## [What to work on]
Filter the data below for the string "have" and copy each matching line.

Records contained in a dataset

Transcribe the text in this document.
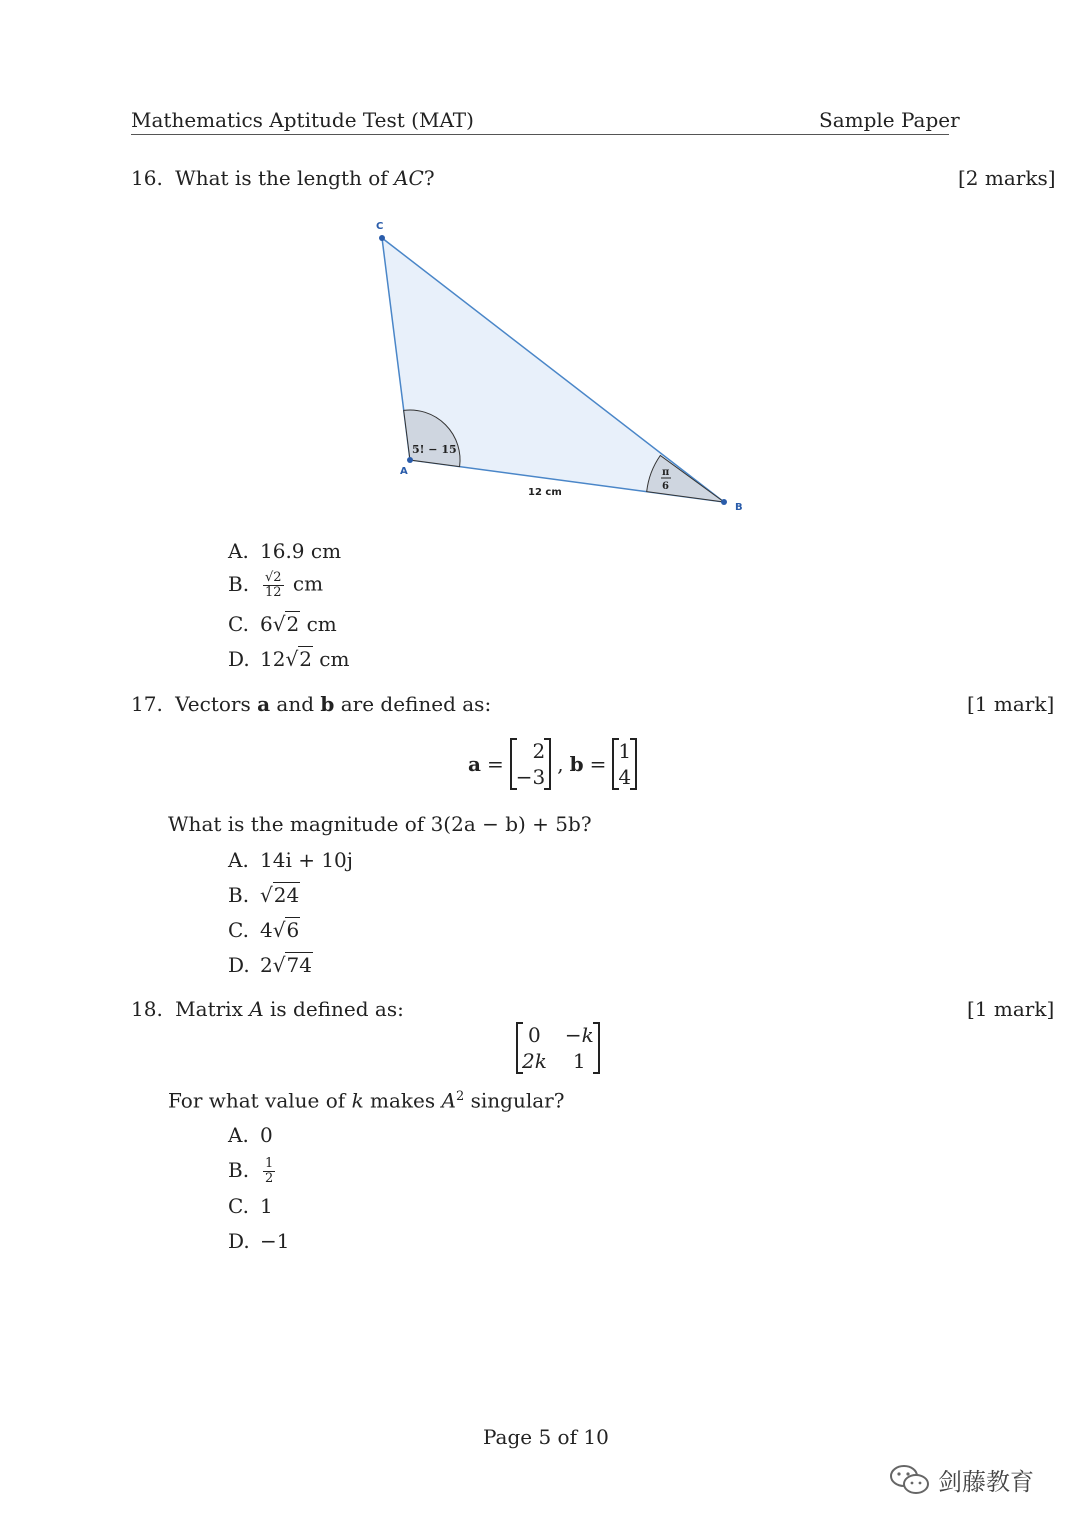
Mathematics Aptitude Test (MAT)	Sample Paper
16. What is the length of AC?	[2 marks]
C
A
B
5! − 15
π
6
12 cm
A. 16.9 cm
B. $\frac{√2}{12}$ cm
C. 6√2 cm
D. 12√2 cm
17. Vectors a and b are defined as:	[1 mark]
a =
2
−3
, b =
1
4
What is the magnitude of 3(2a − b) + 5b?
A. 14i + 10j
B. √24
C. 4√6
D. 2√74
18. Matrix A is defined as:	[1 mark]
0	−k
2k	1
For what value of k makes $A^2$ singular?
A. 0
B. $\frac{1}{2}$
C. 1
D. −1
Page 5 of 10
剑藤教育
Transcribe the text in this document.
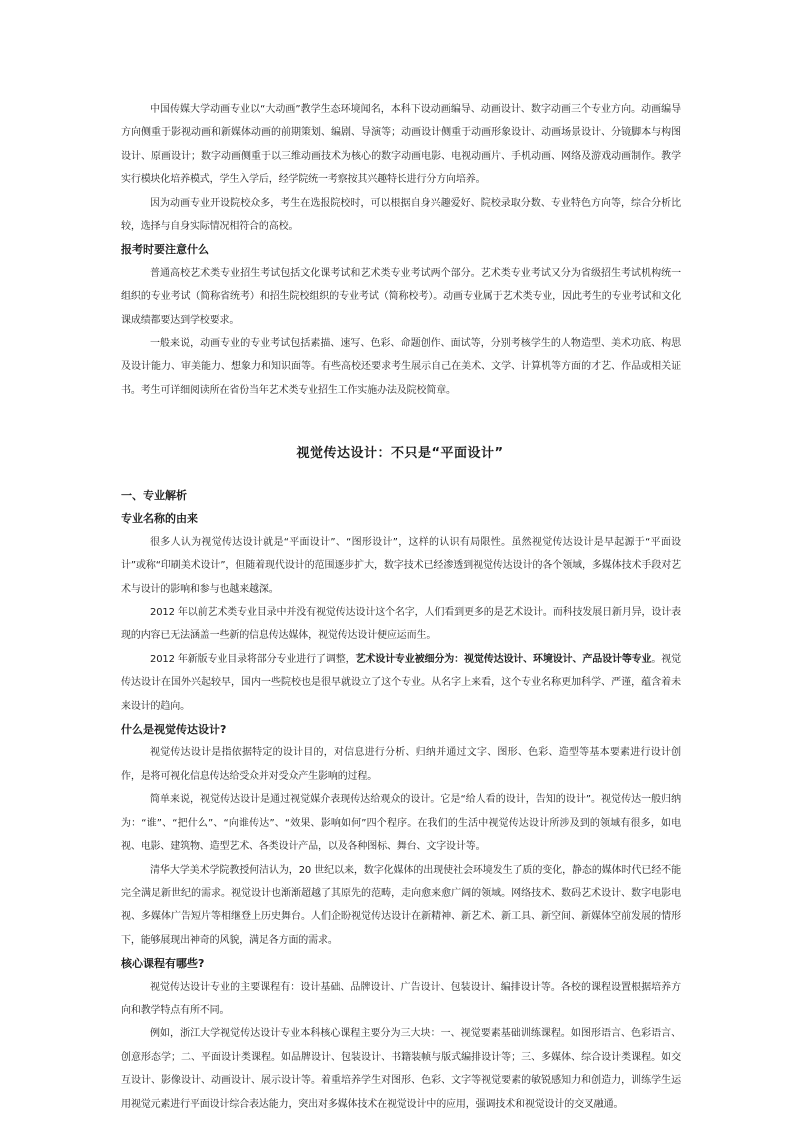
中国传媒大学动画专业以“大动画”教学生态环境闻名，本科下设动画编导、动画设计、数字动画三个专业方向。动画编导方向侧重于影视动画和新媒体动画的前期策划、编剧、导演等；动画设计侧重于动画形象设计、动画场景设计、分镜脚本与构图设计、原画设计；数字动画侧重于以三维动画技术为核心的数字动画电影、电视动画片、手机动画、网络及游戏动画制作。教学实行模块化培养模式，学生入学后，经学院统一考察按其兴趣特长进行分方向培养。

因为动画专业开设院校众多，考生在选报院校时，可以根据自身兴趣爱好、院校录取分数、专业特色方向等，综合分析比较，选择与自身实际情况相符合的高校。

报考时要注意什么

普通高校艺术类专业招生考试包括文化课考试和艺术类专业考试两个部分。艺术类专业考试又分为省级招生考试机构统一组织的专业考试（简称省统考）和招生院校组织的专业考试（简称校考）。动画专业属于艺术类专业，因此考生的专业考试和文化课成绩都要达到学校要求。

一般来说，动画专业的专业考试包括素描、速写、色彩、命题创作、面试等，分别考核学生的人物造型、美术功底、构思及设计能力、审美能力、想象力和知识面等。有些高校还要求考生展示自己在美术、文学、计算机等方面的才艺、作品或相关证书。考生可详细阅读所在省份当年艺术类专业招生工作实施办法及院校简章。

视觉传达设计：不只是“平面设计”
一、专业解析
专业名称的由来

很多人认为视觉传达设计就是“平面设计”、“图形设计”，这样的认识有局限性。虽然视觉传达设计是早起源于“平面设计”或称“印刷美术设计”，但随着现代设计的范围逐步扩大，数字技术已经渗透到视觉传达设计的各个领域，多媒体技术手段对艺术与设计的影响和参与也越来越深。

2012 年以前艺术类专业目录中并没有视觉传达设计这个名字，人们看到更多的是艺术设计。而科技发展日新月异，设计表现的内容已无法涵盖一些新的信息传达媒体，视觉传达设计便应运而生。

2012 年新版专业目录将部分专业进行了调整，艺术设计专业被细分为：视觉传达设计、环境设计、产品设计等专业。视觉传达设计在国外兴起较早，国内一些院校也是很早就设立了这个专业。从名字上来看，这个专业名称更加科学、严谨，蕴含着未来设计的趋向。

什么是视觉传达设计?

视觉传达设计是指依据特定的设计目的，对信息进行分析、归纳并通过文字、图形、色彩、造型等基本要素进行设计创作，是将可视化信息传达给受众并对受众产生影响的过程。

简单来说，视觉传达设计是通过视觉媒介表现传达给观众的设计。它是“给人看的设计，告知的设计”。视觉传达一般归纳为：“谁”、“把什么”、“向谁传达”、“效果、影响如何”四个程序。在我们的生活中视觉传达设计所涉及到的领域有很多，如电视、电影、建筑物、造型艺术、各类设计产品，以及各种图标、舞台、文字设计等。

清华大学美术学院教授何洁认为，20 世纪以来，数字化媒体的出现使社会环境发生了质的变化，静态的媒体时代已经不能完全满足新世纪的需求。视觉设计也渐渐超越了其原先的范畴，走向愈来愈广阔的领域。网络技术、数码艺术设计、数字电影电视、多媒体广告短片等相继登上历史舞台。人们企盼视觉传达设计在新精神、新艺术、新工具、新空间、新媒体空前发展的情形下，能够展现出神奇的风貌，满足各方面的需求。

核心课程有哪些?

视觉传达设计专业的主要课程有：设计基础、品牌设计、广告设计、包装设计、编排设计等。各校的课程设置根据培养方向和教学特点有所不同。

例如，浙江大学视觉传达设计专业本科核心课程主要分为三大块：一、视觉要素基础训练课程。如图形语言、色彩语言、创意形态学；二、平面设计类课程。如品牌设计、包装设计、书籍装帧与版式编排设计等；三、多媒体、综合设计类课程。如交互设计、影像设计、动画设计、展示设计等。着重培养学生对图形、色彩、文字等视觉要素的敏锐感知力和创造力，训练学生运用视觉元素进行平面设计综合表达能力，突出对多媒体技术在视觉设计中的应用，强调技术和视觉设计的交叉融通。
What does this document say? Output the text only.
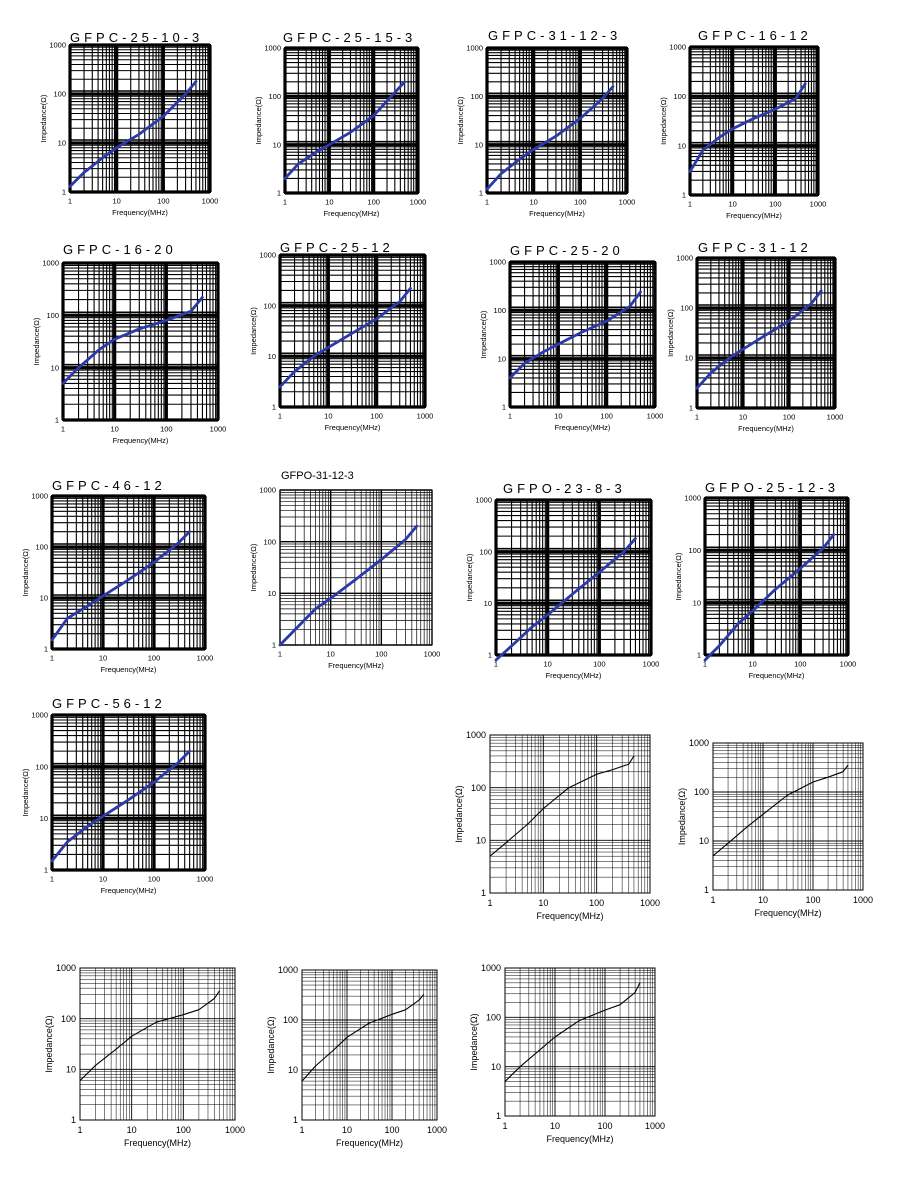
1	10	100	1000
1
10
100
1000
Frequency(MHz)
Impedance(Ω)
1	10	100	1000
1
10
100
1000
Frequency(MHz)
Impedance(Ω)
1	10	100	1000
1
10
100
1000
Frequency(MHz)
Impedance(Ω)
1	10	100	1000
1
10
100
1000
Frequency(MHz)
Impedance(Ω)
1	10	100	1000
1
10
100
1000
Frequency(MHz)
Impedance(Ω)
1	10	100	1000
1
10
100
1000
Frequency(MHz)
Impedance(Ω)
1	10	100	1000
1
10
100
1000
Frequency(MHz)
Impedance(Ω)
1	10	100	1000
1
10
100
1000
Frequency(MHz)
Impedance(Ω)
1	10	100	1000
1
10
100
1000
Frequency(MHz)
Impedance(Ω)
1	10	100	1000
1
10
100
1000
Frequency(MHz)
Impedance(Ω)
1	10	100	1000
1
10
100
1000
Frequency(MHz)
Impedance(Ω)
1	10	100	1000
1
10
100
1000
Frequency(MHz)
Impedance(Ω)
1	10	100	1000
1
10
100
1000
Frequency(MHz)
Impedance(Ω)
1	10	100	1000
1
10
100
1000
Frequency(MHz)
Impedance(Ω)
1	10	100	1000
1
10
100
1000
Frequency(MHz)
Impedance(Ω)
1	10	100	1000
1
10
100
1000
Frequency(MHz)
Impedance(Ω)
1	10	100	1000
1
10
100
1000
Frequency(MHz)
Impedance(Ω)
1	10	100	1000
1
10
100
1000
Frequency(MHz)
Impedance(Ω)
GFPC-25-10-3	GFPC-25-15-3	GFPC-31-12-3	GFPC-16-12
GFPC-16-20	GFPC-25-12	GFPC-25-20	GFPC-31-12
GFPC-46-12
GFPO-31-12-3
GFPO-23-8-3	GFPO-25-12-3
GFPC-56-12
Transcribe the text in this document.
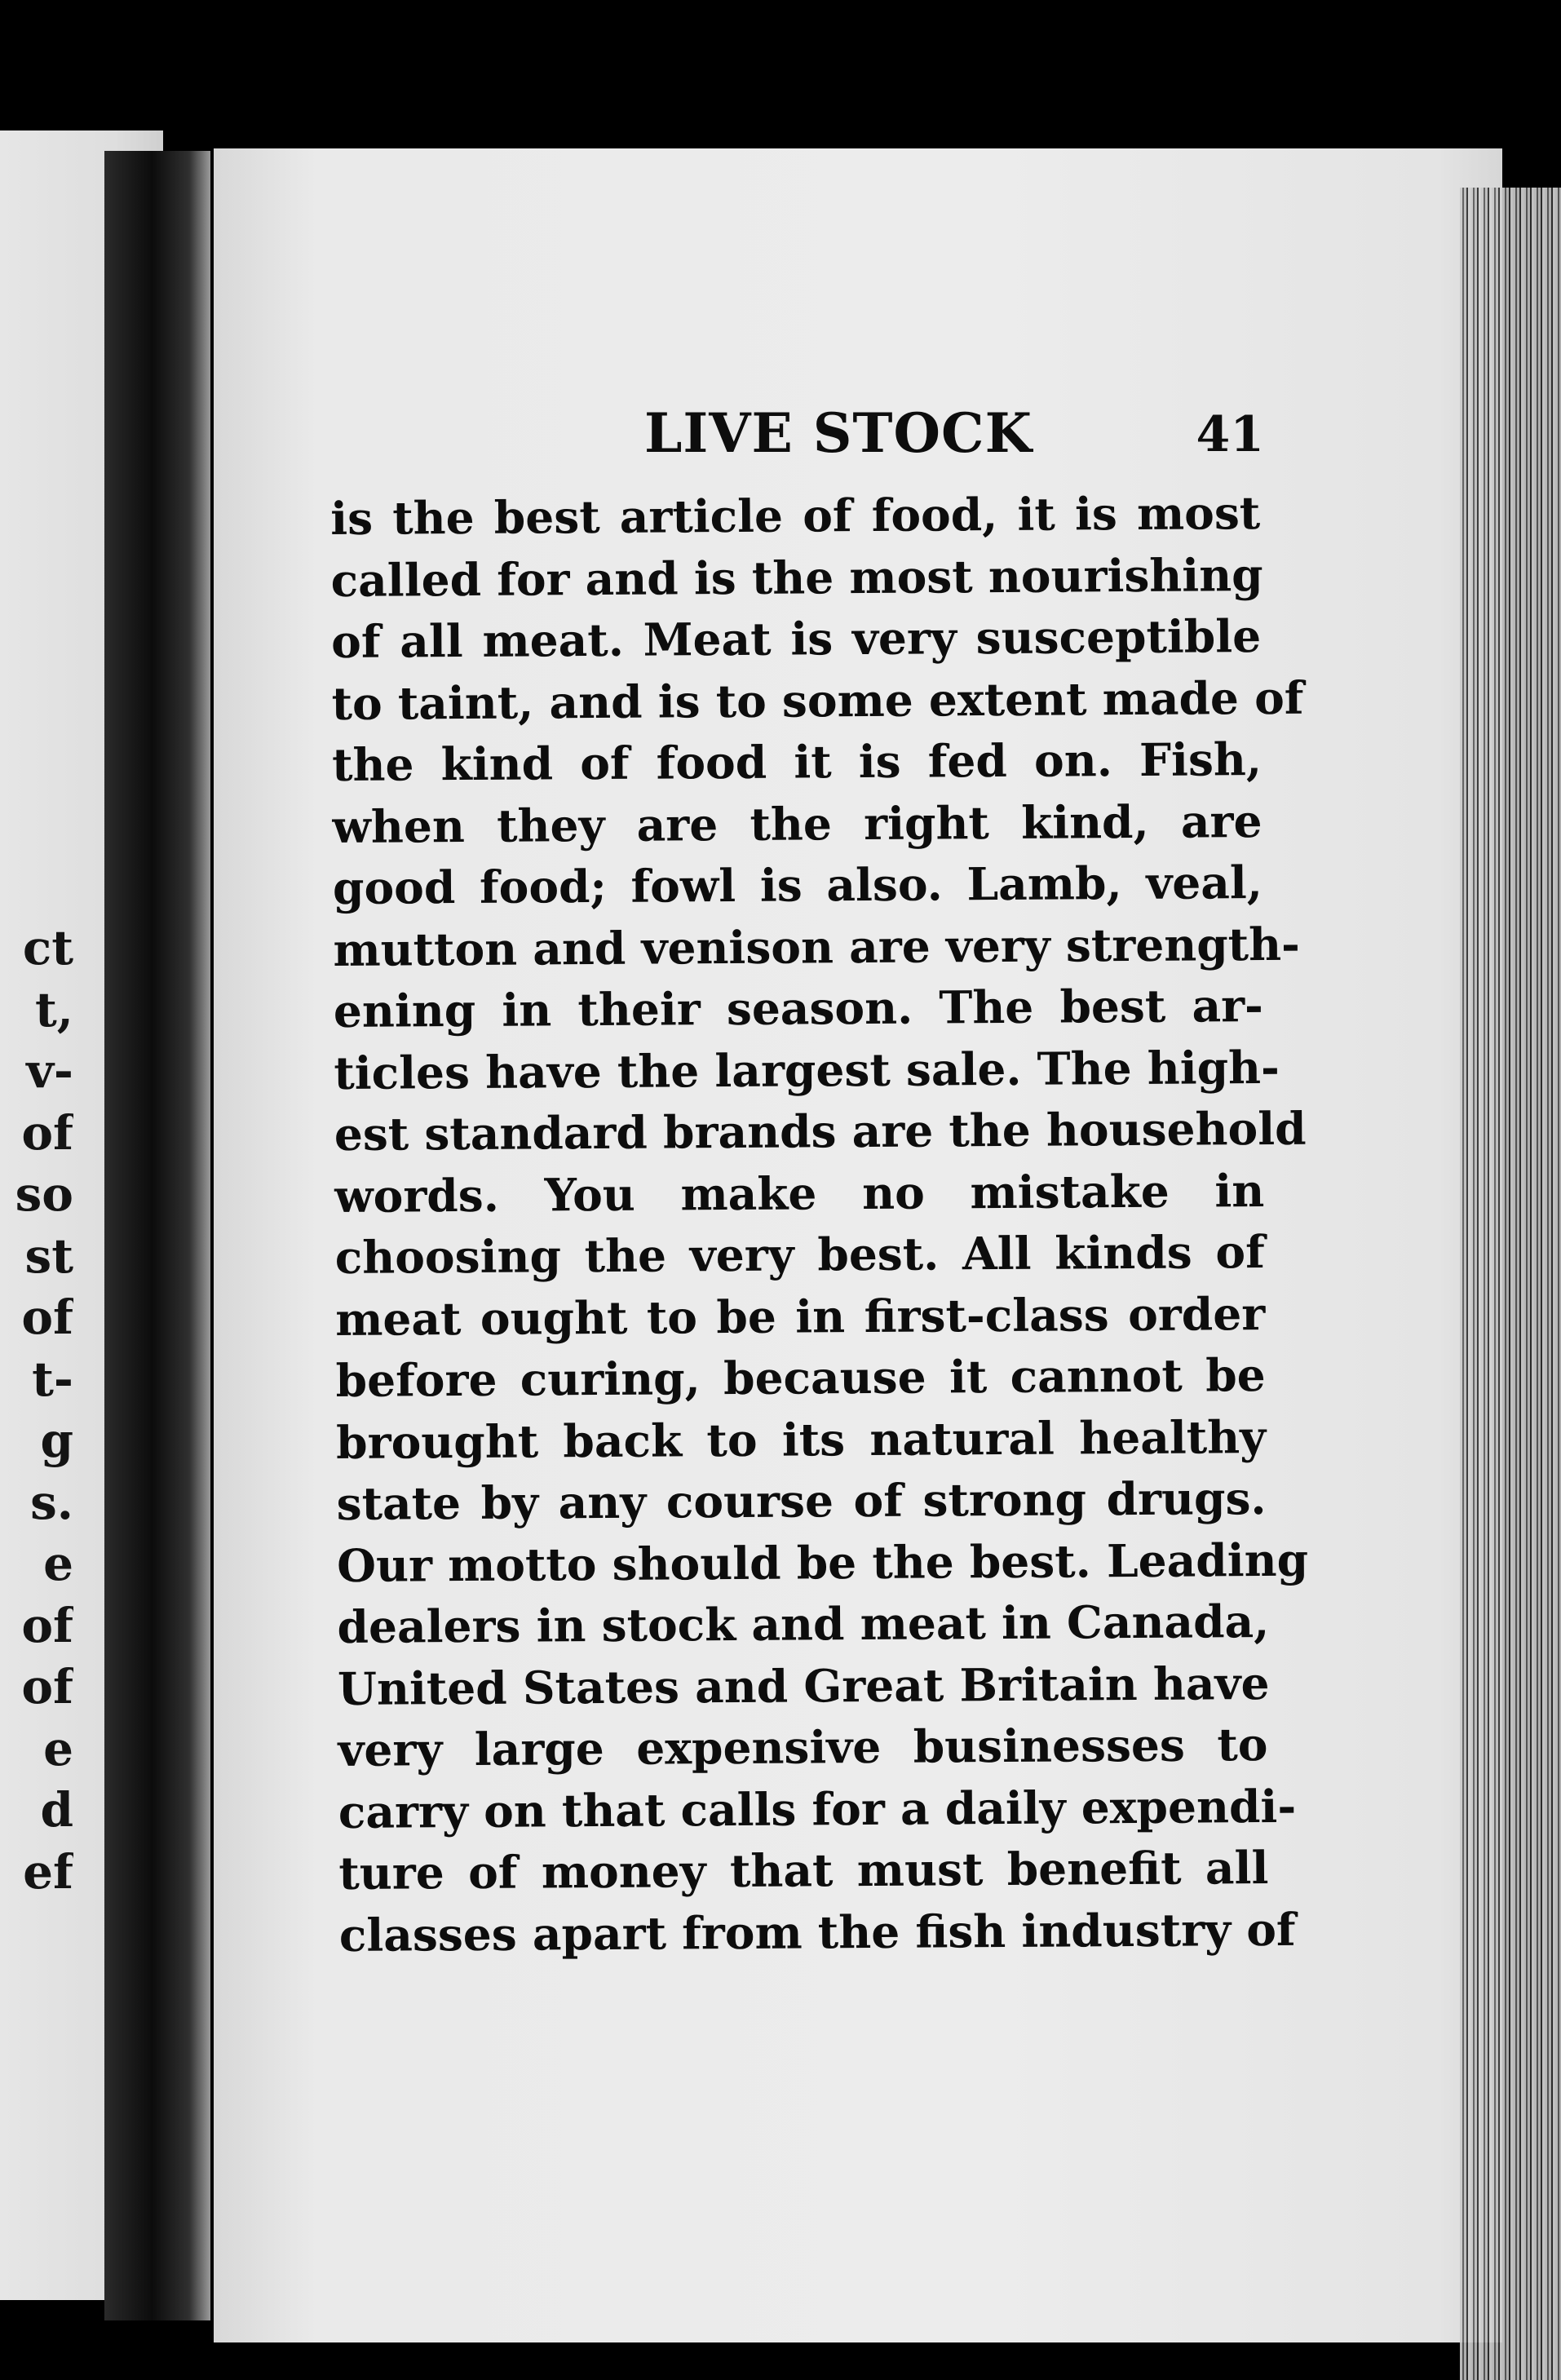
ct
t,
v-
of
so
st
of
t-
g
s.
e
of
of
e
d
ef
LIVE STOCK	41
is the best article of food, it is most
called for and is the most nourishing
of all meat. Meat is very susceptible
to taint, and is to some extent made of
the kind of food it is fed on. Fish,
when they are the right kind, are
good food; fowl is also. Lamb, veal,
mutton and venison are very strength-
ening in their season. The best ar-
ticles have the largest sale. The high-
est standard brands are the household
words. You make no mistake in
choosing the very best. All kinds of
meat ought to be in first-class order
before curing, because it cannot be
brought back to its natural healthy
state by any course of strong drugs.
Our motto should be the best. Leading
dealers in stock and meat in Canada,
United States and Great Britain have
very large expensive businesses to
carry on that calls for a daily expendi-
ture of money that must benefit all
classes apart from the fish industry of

## [The solution]
ticles have the largest sale. The high-
United States and Great Britain have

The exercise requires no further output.